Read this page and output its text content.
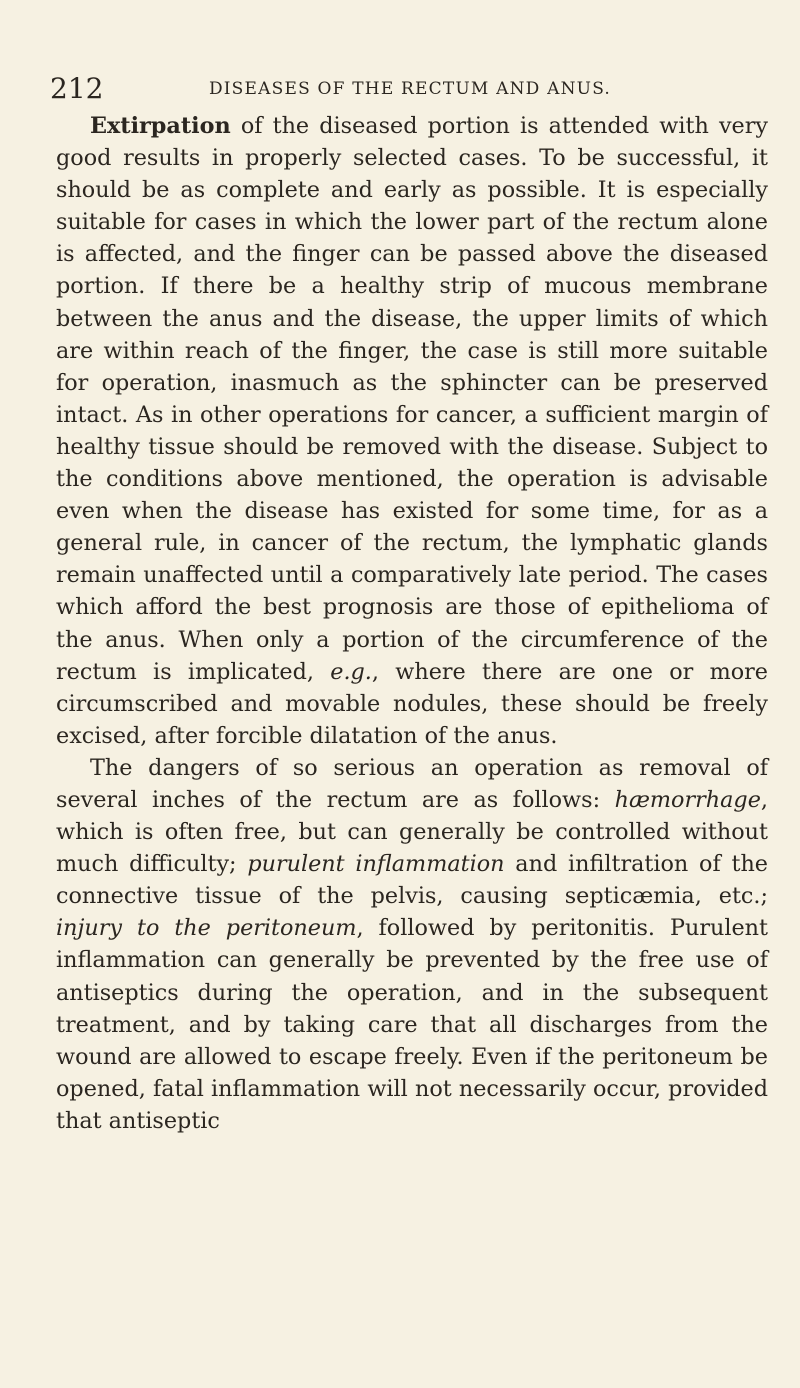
212	DISEASES OF THE RECTUM AND ANUS.

Extirpation of the diseased portion is attended with very good results in properly selected cases. To be successful, it should be as complete and early as possible. It is especially suitable for cases in which the lower part of the rectum alone is affected, and the finger can be passed above the diseased portion. If there be a healthy strip of mucous membrane between the anus and the disease, the upper limits of which are within reach of the finger, the case is still more suitable for operation, inasmuch as the sphincter can be preserved intact. As in other operations for cancer, a sufficient margin of healthy tissue should be removed with the disease. Subject to the conditions above mentioned, the operation is advisable even when the disease has existed for some time, for as a general rule, in cancer of the rectum, the lymphatic glands remain unaffected until a comparatively late period. The cases which afford the best prognosis are those of epithelioma of the anus. When only a portion of the circumference of the rectum is implicated, e.g., where there are one or more circumscribed and movable nodules, these should be freely excised, after forcible dilatation of the anus.

The dangers of so serious an operation as removal of several inches of the rectum are as follows: hæmorrhage, which is often free, but can generally be controlled without much difficulty; purulent inflammation and infiltration of the connective tissue of the pelvis, causing septicæmia, etc.; injury to the peritoneum, followed by peritonitis. Purulent inflammation can generally be prevented by the free use of antiseptics during the operation, and in the subsequent treatment, and by taking care that all discharges from the wound are allowed to escape freely. Even if the peritoneum be opened, fatal inflammation will not necessarily occur, provided that antiseptic
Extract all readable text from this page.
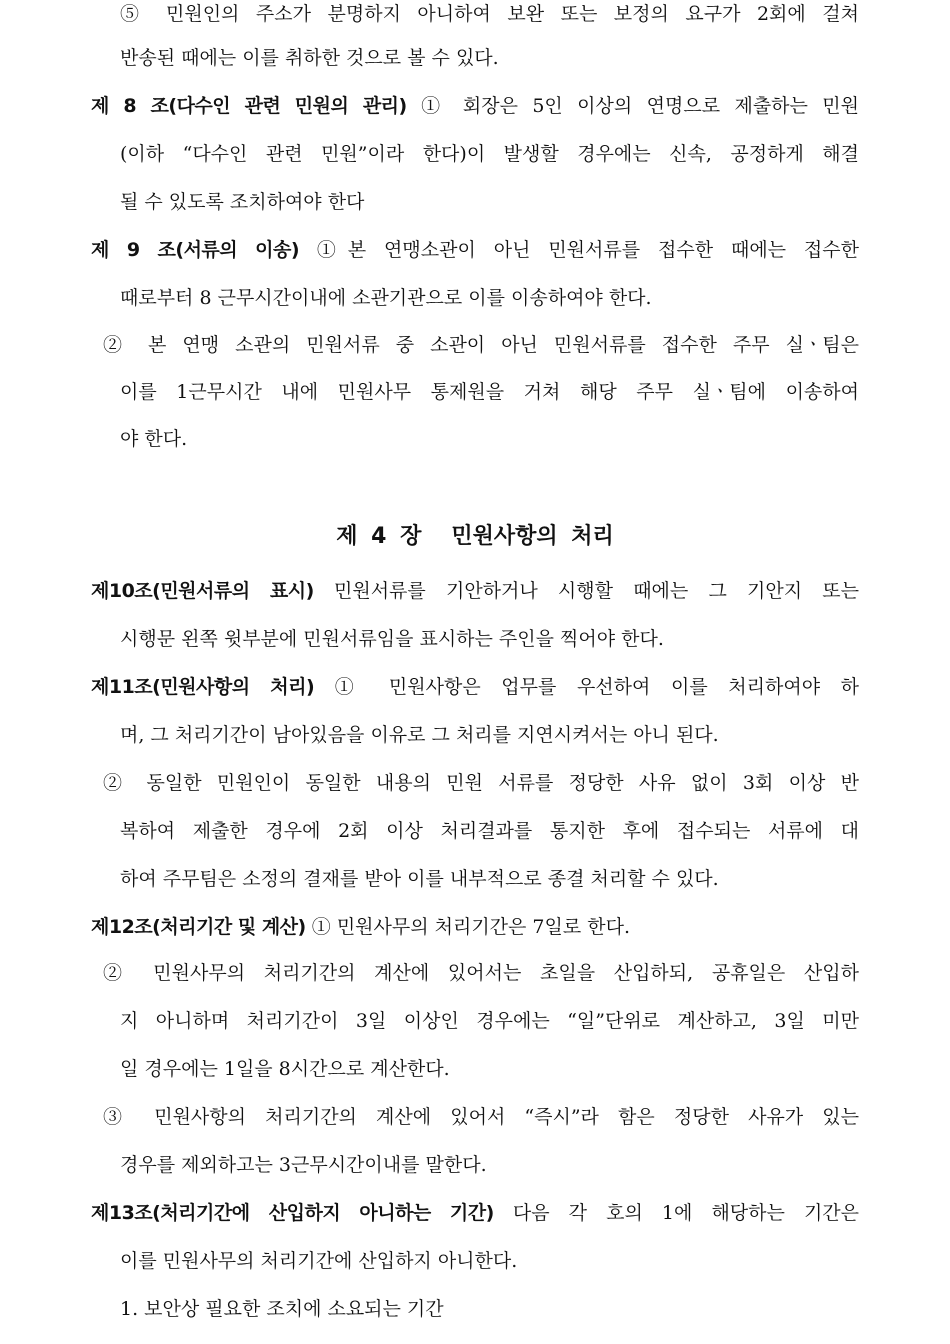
⑤ 민원인의 주소가 분명하지 아니하여 보완 또는 보정의 요구가 2회에 걸쳐
반송된 때에는 이를 취하한 것으로 볼 수 있다.
제 8 조(다수인 관련 민원의 관리) ① 회장은 5인 이상의 연명으로 제출하는 민원
(이하 “다수인 관련 민원”이라 한다)이 발생할 경우에는 신속, 공정하게 해결
될 수 있도록 조치하여야 한다
제 9 조(서류의 이송) ①본 연맹소관이 아닌 민원서류를 접수한 때에는 접수한
때로부터 8 근무시간이내에 소관기관으로 이를 이송하여야 한다.
② 본 연맹 소관의 민원서류 중 소관이 아닌 민원서류를 접수한 주무 실ㆍ팀은
이를 1근무시간 내에 민원사무 통제원을 거쳐 해당 주무 실ㆍ팀에 이송하여
야 한다.
제 4 장 민원사항의 처리
제10조(민원서류의 표시) 민원서류를 기안하거나 시행할 때에는 그 기안지 또는
시행문 왼쪽 윗부분에 민원서류임을 표시하는 주인을 찍어야 한다.
제11조(민원사항의 처리) ① 민원사항은 업무를 우선하여 이를 처리하여야 하
며, 그 처리기간이 남아있음을 이유로 그 처리를 지연시켜서는 아니 된다.
② 동일한 민원인이 동일한 내용의 민원 서류를 정당한 사유 없이 3회 이상 반
복하여 제출한 경우에 2회 이상 처리결과를 통지한 후에 접수되는 서류에 대
하여 주무팀은 소정의 결재를 받아 이를 내부적으로 종결 처리할 수 있다.
제12조(처리기간 및 계산) ① 민원사무의 처리기간은 7일로 한다.
② 민원사무의 처리기간의 계산에 있어서는 초일을 산입하되, 공휴일은 산입하
지 아니하며 처리기간이 3일 이상인 경우에는 “일”단위로 계산하고, 3일 미만
일 경우에는 1일을 8시간으로 계산한다.
③ 민원사항의 처리기간의 계산에 있어서 “즉시”라 함은 정당한 사유가 있는
경우를 제외하고는 3근무시간이내를 말한다.
제13조(처리기간에 산입하지 아니하는 기간) 다음 각 호의 1에 해당하는 기간은
이를 민원사무의 처리기간에 산입하지 아니한다.
1. 보안상 필요한 조치에 소요되는 기간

◆ Given exercise
Copy every line above word for word and exclude the pictures.

◆ Solution
Read this page and output its text content.
212	DISEASES OF THE RECTUM AND ANUS.

Extirpation of the diseased portion is attended with very good results in properly selected cases. To be successful, it should be as complete and early as possible. It is especially suitable for cases in which the lower part of the rectum alone is affected, and the finger can be passed above the diseased portion. If there be a healthy strip of mucous membrane between the anus and the disease, the upper limits of which are within reach of the finger, the case is still more suitable for operation, inasmuch as the sphincter can be preserved intact. As in other operations for cancer, a sufficient margin of healthy tissue should be removed with the disease. Subject to the conditions above mentioned, the operation is advisable even when the disease has existed for some time, for as a general rule, in cancer of the rectum, the lymphatic glands remain unaffected until a comparatively late period. The cases which afford the best prognosis are those of epithelioma of the anus. When only a portion of the circumference of the rectum is implicated, e.g., where there are one or more circumscribed and movable nodules, these should be freely excised, after forcible dilatation of the anus.

The dangers of so serious an operation as removal of several inches of the rectum are as follows: hæmorrhage, which is often free, but can generally be controlled without much difficulty; purulent inflammation and infiltration of the connective tissue of the pelvis, causing septicæmia, etc.; injury to the peritoneum, followed by peritonitis. Purulent inflammation can generally be prevented by the free use of antiseptics during the operation, and in the subsequent treatment, and by taking care that all discharges from the wound are allowed to escape freely. Even if the peritoneum be opened, fatal inflammation will not necessarily occur, provided that antiseptic
Extract all readable text from this page.
⑤ 민원인의 주소가 분명하지 아니하여 보완 또는 보정의 요구가 2회에 걸쳐
반송된 때에는 이를 취하한 것으로 볼 수 있다.
제 8 조(다수인 관련 민원의 관리) ① 회장은 5인 이상의 연명으로 제출하는 민원
(이하 “다수인 관련 민원”이라 한다)이 발생할 경우에는 신속, 공정하게 해결
될 수 있도록 조치하여야 한다
제 9 조(서류의 이송) ①본 연맹소관이 아닌 민원서류를 접수한 때에는 접수한
때로부터 8 근무시간이내에 소관기관으로 이를 이송하여야 한다.
② 본 연맹 소관의 민원서류 중 소관이 아닌 민원서류를 접수한 주무 실ㆍ팀은
이를 1근무시간 내에 민원사무 통제원을 거쳐 해당 주무 실ㆍ팀에 이송하여
야 한다.
제 4 장 민원사항의 처리
제10조(민원서류의 표시) 민원서류를 기안하거나 시행할 때에는 그 기안지 또는
시행문 왼쪽 윗부분에 민원서류임을 표시하는 주인을 찍어야 한다.
제11조(민원사항의 처리) ① 민원사항은 업무를 우선하여 이를 처리하여야 하
며, 그 처리기간이 남아있음을 이유로 그 처리를 지연시켜서는 아니 된다.
② 동일한 민원인이 동일한 내용의 민원 서류를 정당한 사유 없이 3회 이상 반
복하여 제출한 경우에 2회 이상 처리결과를 통지한 후에 접수되는 서류에 대
하여 주무팀은 소정의 결재를 받아 이를 내부적으로 종결 처리할 수 있다.
제12조(처리기간 및 계산) ① 민원사무의 처리기간은 7일로 한다.
② 민원사무의 처리기간의 계산에 있어서는 초일을 산입하되, 공휴일은 산입하
지 아니하며 처리기간이 3일 이상인 경우에는 “일”단위로 계산하고, 3일 미만
일 경우에는 1일을 8시간으로 계산한다.
③ 민원사항의 처리기간의 계산에 있어서 “즉시”라 함은 정당한 사유가 있는
경우를 제외하고는 3근무시간이내를 말한다.
제13조(처리기간에 산입하지 아니하는 기간) 다음 각 호의 1에 해당하는 기간은
이를 민원사무의 처리기간에 산입하지 아니한다.
1. 보안상 필요한 조치에 소요되는 기간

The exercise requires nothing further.